> [EXERCISE DESCRIPTION] Scan the listing below. Report each line that includes "Shock".

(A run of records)
——————————
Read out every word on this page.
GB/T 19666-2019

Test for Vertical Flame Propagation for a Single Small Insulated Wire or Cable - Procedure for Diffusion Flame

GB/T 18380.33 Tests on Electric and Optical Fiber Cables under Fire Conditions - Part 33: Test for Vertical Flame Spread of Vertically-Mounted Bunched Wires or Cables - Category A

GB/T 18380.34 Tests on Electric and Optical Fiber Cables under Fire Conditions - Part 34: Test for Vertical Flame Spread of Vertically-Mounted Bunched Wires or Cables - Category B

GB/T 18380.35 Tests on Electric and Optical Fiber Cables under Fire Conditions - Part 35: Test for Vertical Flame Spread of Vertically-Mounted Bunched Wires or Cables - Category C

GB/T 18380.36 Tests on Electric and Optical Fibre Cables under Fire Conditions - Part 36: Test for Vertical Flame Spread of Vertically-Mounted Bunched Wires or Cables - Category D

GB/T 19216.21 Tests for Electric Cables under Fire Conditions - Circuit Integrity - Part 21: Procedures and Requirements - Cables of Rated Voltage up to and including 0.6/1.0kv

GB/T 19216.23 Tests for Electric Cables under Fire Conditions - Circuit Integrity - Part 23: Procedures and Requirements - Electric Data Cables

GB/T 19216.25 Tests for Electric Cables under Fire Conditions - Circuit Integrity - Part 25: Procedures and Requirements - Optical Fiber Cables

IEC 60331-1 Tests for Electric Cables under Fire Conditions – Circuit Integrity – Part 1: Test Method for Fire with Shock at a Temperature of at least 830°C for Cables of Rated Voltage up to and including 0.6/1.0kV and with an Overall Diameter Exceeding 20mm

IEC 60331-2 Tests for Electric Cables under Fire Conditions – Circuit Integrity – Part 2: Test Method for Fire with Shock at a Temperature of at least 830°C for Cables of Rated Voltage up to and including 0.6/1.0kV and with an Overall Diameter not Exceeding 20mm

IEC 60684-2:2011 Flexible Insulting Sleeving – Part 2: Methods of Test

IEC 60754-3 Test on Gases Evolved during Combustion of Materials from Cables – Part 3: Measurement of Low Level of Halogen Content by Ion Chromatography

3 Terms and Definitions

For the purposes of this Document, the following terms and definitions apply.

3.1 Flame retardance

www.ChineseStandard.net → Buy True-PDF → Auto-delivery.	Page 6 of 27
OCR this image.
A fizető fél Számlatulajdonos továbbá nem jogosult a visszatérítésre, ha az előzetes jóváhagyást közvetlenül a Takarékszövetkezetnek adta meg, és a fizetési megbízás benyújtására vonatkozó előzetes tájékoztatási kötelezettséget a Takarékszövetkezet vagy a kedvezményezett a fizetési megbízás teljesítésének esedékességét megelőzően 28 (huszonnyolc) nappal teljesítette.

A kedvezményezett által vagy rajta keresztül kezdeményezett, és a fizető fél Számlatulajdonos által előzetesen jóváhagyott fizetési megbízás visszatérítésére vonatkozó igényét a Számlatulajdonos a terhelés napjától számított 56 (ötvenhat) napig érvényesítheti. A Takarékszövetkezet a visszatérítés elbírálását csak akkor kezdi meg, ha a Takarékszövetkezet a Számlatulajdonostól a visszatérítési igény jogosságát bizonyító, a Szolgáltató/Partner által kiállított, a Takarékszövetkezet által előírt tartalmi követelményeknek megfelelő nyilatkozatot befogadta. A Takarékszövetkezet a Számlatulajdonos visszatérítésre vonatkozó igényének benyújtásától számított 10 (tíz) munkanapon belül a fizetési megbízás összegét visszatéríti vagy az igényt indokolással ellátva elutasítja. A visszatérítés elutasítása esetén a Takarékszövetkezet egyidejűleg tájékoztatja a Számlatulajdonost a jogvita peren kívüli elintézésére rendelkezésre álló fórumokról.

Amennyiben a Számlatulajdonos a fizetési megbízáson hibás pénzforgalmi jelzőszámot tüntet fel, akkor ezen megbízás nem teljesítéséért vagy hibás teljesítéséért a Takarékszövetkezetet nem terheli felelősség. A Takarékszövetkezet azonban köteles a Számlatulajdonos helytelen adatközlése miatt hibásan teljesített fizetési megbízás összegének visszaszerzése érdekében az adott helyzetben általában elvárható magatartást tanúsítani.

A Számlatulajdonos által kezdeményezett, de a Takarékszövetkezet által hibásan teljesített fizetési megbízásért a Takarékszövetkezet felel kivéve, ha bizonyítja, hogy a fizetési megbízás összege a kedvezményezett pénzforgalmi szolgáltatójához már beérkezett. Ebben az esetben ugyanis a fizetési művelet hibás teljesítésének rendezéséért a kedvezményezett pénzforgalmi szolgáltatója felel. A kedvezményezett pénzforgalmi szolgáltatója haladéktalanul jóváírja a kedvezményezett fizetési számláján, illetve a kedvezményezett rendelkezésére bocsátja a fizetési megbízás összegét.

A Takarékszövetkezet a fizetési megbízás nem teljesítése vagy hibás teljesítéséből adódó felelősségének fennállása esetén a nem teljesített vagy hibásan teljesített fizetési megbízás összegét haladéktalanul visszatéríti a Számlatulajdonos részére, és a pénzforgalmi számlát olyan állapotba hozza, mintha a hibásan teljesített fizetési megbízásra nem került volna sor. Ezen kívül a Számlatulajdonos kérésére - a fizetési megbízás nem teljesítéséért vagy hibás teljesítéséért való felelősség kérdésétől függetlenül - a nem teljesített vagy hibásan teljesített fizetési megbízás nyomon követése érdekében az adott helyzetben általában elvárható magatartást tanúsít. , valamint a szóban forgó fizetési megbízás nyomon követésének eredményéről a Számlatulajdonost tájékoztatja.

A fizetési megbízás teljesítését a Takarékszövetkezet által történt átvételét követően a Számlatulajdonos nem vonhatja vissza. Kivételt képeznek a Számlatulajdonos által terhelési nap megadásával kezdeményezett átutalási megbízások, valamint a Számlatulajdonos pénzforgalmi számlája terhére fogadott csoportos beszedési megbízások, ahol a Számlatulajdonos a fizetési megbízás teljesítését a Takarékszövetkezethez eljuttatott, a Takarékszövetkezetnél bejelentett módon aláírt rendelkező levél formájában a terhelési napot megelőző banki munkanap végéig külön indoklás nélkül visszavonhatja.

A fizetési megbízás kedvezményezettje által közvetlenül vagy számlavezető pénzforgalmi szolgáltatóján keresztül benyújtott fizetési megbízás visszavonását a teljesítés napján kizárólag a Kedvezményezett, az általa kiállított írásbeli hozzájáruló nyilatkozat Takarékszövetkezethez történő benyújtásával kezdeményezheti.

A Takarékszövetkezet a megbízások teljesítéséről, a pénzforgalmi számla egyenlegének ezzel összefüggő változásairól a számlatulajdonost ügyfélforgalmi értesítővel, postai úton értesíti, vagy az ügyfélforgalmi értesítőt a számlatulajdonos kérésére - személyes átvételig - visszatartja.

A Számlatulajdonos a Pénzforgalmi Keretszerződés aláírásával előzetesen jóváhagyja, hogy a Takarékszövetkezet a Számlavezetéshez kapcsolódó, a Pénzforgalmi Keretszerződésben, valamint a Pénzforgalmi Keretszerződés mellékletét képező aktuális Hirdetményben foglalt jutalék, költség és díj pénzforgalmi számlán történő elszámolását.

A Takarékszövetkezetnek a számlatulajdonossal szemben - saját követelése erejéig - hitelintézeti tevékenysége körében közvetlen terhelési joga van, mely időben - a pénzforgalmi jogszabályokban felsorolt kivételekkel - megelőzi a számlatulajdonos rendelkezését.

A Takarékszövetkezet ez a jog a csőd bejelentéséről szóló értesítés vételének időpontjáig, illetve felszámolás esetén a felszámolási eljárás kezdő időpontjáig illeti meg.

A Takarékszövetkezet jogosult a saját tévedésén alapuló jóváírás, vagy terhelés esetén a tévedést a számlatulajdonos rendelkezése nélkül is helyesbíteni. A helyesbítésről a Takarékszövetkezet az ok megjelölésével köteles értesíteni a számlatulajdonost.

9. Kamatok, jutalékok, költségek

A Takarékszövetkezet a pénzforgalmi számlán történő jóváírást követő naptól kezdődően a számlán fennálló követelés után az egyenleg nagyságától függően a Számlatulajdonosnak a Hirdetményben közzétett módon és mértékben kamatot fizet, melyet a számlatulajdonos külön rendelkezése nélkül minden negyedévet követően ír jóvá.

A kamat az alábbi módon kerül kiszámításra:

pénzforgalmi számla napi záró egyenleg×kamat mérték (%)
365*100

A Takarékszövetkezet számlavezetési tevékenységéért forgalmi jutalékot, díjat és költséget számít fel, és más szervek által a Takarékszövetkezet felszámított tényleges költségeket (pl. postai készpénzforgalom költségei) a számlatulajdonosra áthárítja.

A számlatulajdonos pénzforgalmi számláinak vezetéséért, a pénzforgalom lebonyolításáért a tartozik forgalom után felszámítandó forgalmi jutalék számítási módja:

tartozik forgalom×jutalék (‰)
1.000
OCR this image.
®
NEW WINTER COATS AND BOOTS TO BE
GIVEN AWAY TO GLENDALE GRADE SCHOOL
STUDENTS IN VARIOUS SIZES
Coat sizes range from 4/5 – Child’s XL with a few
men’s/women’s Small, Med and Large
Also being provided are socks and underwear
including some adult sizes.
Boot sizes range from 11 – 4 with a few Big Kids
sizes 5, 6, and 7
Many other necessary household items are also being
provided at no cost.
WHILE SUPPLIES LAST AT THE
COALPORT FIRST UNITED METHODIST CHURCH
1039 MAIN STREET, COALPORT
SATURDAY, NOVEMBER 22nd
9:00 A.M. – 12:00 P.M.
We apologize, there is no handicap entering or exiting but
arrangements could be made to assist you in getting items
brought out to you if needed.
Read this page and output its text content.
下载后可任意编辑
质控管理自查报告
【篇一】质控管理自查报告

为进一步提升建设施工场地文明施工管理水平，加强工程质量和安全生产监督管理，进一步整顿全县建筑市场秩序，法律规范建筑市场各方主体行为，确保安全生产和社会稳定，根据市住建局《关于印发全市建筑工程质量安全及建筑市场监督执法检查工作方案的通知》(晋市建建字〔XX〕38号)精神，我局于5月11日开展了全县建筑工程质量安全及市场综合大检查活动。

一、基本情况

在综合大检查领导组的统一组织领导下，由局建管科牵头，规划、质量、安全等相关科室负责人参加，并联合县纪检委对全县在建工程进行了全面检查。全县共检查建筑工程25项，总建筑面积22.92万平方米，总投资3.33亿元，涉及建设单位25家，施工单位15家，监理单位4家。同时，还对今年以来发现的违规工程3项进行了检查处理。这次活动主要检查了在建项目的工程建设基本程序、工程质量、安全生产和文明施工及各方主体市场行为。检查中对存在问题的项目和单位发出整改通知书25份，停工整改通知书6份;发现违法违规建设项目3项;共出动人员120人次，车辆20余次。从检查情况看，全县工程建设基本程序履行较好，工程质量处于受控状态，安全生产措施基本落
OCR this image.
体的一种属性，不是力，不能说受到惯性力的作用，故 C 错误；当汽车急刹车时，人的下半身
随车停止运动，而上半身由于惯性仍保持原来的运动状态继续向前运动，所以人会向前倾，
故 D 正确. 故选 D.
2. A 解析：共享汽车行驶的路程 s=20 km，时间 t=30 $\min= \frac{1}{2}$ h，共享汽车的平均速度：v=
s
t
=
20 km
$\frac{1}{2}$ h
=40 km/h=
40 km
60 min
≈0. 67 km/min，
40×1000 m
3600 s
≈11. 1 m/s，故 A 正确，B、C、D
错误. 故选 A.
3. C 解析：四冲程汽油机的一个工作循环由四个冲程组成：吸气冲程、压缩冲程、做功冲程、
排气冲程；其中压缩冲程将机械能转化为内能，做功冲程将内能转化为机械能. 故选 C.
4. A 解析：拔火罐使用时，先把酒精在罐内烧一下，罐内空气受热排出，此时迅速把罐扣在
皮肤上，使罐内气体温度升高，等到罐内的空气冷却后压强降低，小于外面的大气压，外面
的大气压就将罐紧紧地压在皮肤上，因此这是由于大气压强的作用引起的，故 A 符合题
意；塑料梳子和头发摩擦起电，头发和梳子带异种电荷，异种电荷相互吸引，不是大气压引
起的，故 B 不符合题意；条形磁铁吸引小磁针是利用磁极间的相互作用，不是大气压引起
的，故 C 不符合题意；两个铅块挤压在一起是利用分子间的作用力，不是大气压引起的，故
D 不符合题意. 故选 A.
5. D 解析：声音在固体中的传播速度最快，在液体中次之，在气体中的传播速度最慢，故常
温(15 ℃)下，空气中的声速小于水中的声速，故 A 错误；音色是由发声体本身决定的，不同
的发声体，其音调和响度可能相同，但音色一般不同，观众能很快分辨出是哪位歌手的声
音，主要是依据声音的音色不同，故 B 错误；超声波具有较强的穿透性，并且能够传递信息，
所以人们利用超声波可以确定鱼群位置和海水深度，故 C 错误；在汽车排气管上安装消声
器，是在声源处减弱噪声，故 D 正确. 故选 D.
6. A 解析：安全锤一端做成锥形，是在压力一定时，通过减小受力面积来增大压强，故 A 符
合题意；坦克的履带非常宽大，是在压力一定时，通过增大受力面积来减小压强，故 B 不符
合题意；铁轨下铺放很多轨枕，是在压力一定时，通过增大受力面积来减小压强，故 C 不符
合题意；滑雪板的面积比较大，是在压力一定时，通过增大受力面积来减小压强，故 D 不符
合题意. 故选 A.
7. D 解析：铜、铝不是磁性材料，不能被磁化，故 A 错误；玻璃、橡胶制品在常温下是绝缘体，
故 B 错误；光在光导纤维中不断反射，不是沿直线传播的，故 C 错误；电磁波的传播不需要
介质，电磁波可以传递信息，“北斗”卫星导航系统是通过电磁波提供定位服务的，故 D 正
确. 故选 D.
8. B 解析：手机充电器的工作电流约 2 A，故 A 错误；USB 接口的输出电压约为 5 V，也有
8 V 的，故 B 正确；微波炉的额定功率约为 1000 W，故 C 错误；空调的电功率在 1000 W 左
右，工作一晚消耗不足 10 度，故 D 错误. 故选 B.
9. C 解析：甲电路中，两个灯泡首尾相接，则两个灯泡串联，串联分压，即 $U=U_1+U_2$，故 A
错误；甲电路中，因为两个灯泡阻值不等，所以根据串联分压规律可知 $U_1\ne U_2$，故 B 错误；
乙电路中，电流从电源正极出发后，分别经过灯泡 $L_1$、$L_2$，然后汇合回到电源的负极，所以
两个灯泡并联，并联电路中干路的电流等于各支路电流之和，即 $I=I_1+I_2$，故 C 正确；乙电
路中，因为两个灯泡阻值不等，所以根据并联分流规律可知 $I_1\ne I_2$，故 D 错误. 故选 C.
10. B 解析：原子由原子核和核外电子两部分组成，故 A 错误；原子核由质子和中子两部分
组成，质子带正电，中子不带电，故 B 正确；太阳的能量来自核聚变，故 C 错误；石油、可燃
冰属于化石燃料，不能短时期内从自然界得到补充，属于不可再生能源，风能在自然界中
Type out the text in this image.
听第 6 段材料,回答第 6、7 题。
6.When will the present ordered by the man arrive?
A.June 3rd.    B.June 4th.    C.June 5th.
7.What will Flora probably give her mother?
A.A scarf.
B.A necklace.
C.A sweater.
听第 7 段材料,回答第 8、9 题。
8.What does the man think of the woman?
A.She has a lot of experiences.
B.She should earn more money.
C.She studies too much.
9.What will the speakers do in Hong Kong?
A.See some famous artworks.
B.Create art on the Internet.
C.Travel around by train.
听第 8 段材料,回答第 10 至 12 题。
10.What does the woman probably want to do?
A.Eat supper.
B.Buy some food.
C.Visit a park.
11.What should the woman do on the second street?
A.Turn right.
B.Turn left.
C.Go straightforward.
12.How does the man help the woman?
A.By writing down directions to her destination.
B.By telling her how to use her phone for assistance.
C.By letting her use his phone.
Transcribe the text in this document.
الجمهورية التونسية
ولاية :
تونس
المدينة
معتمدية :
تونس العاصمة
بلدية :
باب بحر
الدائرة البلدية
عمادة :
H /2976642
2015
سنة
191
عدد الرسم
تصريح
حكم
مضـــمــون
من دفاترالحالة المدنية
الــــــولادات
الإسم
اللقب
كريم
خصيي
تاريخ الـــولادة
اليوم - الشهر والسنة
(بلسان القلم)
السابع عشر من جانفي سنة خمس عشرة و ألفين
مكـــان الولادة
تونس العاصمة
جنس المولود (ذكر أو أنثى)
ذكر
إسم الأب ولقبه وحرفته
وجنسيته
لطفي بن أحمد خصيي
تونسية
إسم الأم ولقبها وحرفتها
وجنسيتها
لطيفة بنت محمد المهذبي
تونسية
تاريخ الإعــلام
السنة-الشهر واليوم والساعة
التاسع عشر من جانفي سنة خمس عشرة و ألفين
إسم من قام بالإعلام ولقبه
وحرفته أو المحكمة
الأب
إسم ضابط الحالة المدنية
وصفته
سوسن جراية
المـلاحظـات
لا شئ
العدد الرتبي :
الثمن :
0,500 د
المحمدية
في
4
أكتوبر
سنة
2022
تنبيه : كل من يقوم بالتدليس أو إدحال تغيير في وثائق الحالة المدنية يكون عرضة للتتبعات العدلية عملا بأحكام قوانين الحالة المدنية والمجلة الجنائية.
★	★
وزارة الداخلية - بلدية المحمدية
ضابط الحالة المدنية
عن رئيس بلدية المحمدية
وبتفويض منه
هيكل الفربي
——————————
> [FINISHED EXERCISE]
IEC 60331-1 Tests for Electric Cables under Fire Conditions – Circuit Integrity – Part 1: Test Method for Fire with Shock at a Temperature of at least 830°C for Cables of Rated Voltage up to and including 0.6/1.0kV and with an Overall Diameter Exceeding 20mm
IEC 60331-2 Tests for Electric Cables under Fire Conditions – Circuit Integrity – Part 2: Test Method for Fire with Shock at a Temperature of at least 830°C for Cables of Rated Voltage up to and including 0.6/1.0kV and with an Overall Diameter not Exceeding 20mm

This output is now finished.